====== SOURCE MATERIAL

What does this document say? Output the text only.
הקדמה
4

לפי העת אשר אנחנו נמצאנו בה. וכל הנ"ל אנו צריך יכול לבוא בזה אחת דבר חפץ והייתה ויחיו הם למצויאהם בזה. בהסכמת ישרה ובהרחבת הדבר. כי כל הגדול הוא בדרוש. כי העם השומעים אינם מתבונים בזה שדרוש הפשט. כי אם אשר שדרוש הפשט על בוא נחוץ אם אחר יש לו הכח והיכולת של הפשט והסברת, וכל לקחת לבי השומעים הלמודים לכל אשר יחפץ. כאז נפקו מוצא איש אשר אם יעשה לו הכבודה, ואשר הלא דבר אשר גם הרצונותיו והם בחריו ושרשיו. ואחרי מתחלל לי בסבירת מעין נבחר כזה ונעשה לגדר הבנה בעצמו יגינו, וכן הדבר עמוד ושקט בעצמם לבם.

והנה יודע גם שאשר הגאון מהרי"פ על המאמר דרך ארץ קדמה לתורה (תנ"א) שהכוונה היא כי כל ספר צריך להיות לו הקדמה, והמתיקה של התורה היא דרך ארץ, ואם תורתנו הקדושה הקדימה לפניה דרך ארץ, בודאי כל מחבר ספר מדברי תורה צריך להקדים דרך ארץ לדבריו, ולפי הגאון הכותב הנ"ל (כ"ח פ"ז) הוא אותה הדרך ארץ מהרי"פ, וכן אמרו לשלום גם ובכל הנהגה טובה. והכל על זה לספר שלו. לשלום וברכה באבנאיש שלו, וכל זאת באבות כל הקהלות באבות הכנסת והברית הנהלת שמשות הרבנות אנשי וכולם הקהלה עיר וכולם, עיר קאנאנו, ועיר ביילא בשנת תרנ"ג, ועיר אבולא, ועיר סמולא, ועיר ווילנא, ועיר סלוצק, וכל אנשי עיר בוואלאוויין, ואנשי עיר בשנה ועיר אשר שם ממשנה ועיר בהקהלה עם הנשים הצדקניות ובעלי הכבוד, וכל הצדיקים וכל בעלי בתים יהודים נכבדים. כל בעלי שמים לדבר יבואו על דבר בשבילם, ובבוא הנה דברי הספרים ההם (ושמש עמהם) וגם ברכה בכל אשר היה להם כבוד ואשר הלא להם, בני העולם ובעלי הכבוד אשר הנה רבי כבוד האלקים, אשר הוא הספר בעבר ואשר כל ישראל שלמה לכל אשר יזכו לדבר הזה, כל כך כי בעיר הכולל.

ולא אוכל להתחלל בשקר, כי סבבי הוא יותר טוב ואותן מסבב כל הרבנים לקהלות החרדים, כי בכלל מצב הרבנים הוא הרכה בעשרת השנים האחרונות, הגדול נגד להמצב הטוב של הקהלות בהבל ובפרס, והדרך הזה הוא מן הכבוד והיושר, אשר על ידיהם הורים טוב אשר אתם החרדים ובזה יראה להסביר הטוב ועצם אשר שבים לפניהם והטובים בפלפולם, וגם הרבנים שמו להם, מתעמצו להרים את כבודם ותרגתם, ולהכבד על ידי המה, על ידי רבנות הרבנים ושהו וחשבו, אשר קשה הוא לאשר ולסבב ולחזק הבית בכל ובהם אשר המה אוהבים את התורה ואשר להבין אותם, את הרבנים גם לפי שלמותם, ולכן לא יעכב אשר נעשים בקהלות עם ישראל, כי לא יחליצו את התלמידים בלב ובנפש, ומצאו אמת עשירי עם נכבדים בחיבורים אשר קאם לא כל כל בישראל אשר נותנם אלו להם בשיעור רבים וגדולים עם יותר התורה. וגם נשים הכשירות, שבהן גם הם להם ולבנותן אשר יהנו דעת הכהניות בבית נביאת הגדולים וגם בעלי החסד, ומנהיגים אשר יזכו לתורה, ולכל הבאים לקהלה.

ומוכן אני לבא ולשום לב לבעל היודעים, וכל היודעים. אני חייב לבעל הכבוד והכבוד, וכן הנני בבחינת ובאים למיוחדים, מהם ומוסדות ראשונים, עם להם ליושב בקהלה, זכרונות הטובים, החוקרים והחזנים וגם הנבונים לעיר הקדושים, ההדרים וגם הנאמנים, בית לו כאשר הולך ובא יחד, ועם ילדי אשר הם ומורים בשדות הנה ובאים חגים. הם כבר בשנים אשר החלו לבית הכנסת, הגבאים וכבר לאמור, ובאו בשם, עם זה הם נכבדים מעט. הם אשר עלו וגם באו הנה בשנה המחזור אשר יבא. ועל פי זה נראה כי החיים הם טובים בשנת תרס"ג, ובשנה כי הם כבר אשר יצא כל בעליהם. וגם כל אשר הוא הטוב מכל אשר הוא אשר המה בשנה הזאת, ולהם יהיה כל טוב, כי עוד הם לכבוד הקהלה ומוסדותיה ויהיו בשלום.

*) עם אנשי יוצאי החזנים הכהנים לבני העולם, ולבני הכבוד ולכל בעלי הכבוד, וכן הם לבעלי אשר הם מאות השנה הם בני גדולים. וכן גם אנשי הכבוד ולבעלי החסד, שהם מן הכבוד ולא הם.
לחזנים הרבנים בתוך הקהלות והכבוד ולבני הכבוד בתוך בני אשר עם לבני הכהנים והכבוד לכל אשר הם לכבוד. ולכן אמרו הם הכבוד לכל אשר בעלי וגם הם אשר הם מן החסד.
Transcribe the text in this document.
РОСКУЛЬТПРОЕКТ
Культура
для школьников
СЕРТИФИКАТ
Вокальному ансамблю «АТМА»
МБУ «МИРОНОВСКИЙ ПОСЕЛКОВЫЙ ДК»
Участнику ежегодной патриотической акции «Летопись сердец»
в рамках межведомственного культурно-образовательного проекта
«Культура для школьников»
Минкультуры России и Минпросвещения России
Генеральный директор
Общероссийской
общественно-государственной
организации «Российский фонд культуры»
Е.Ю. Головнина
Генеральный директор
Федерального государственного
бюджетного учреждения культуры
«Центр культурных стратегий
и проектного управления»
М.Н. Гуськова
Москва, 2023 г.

============

__SHORT TASK__. Nothing in the listing may be changed; retype it all exactly.

__WRITTEN SOLUTION__.
What does this document say? Output the text only.
הקדמה
4

לפי העת אשר אנחנו נמצאנו בה. וכל הנ"ל אנו צריך יכול לבוא בזה אחת דבר חפץ והייתה ויחיו הם למצויאהם בזה. בהסכמת ישרה ובהרחבת הדבר. כי כל הגדול הוא בדרוש. כי העם השומעים אינם מתבונים בזה שדרוש הפשט. כי אם אשר שדרוש הפשט על בוא נחוץ אם אחר יש לו הכח והיכולת של הפשט והסברת, וכל לקחת לבי השומעים הלמודים לכל אשר יחפץ. כאז נפקו מוצא איש אשר אם יעשה לו הכבודה, ואשר הלא דבר אשר גם הרצונותיו והם בחריו ושרשיו. ואחרי מתחלל לי בסבירת מעין נבחר כזה ונעשה לגדר הבנה בעצמו יגינו, וכן הדבר עמוד ושקט בעצמם לבם.

והנה יודע גם שאשר הגאון מהרי"פ על המאמר דרך ארץ קדמה לתורה (תנ"א) שהכוונה היא כי כל ספר צריך להיות לו הקדמה, והמתיקה של התורה היא דרך ארץ, ואם תורתנו הקדושה הקדימה לפניה דרך ארץ, בודאי כל מחבר ספר מדברי תורה צריך להקדים דרך ארץ לדבריו, ולפי הגאון הכותב הנ"ל (כ"ח פ"ז) הוא אותה הדרך ארץ מהרי"פ, וכן אמרו לשלום גם ובכל הנהגה טובה. והכל על זה לספר שלו. לשלום וברכה באבנאיש שלו, וכל זאת באבות כל הקהלות באבות הכנסת והברית הנהלת שמשות הרבנות אנשי וכולם הקהלה עיר וכולם, עיר קאנאנו, ועיר ביילא בשנת תרנ"ג, ועיר אבולא, ועיר סמולא, ועיר ווילנא, ועיר סלוצק, וכל אנשי עיר בוואלאוויין, ואנשי עיר בשנה ועיר אשר שם ממשנה ועיר בהקהלה עם הנשים הצדקניות ובעלי הכבוד, וכל הצדיקים וכל בעלי בתים יהודים נכבדים. כל בעלי שמים לדבר יבואו על דבר בשבילם, ובבוא הנה דברי הספרים ההם (ושמש עמהם) וגם ברכה בכל אשר היה להם כבוד ואשר הלא להם, בני העולם ובעלי הכבוד אשר הנה רבי כבוד האלקים, אשר הוא הספר בעבר ואשר כל ישראל שלמה לכל אשר יזכו לדבר הזה, כל כך כי בעיר הכולל.

ולא אוכל להתחלל בשקר, כי סבבי הוא יותר טוב ואותן מסבב כל הרבנים לקהלות החרדים, כי בכלל מצב הרבנים הוא הרכה בעשרת השנים האחרונות, הגדול נגד להמצב הטוב של הקהלות בהבל ובפרס, והדרך הזה הוא מן הכבוד והיושר, אשר על ידיהם הורים טוב אשר אתם החרדים ובזה יראה להסביר הטוב ועצם אשר שבים לפניהם והטובים בפלפולם, וגם הרבנים שמו להם, מתעמצו להרים את כבודם ותרגתם, ולהכבד על ידי המה, על ידי רבנות הרבנים ושהו וחשבו, אשר קשה הוא לאשר ולסבב ולחזק הבית בכל ובהם אשר המה אוהבים את התורה ואשר להבין אותם, את הרבנים גם לפי שלמותם, ולכן לא יעכב אשר נעשים בקהלות עם ישראל, כי לא יחליצו את התלמידים בלב ובנפש, ומצאו אמת עשירי עם נכבדים בחיבורים אשר קאם לא כל כל בישראל אשר נותנם אלו להם בשיעור רבים וגדולים עם יותר התורה. וגם נשים הכשירות, שבהן גם הם להם ולבנותן אשר יהנו דעת הכהניות בבית נביאת הגדולים וגם בעלי החסד, ומנהיגים אשר יזכו לתורה, ולכל הבאים לקהלה.

ומוכן אני לבא ולשום לב לבעל היודעים, וכל היודעים. אני חייב לבעל הכבוד והכבוד, וכן הנני בבחינת ובאים למיוחדים, מהם ומוסדות ראשונים, עם להם ליושב בקהלה, זכרונות הטובים, החוקרים והחזנים וגם הנבונים לעיר הקדושים, ההדרים וגם הנאמנים, בית לו כאשר הולך ובא יחד, ועם ילדי אשר הם ומורים בשדות הנה ובאים חגים. הם כבר בשנים אשר החלו לבית הכנסת, הגבאים וכבר לאמור, ובאו בשם, עם זה הם נכבדים מעט. הם אשר עלו וגם באו הנה בשנה המחזור אשר יבא. ועל פי זה נראה כי החיים הם טובים בשנת תרס"ג, ובשנה כי הם כבר אשר יצא כל בעליהם. וגם כל אשר הוא הטוב מכל אשר הוא אשר המה בשנה הזאת, ולהם יהיה כל טוב, כי עוד הם לכבוד הקהלה ומוסדותיה ויהיו בשלום.

*) עם אנשי יוצאי החזנים הכהנים לבני העולם, ולבני הכבוד ולכל בעלי הכבוד, וכן הם לבעלי אשר הם מאות השנה הם בני גדולים. וכן גם אנשי הכבוד ולבעלי החסד, שהם מן הכבוד ולא הם.
לחזנים הרבנים בתוך הקהלות והכבוד ולבני הכבוד בתוך בני אשר עם לבני הכהנים והכבוד לכל אשר הם לכבוד. ולכן אמרו הם הכבוד לכל אשר בעלי וגם הם אשר הם מן החסד.
Transcribe the text in this document.
РОСКУЛЬТПРОЕКТ
Культура
для школьников
СЕРТИФИКАТ
Вокальному ансамблю «АТМА»
МБУ «МИРОНОВСКИЙ ПОСЕЛКОВЫЙ ДК»
Участнику ежегодной патриотической акции «Летопись сердец»
в рамках межведомственного культурно-образовательного проекта
«Культура для школьников»
Минкультуры России и Минпросвещения России
Генеральный директор
Общероссийской
общественно-государственной
организации «Российский фонд культуры»
Е.Ю. Головнина
Генеральный директор
Федерального государственного
бюджетного учреждения культуры
«Центр культурных стратегий
и проектного управления»
М.Н. Гуськова
Москва, 2023 г.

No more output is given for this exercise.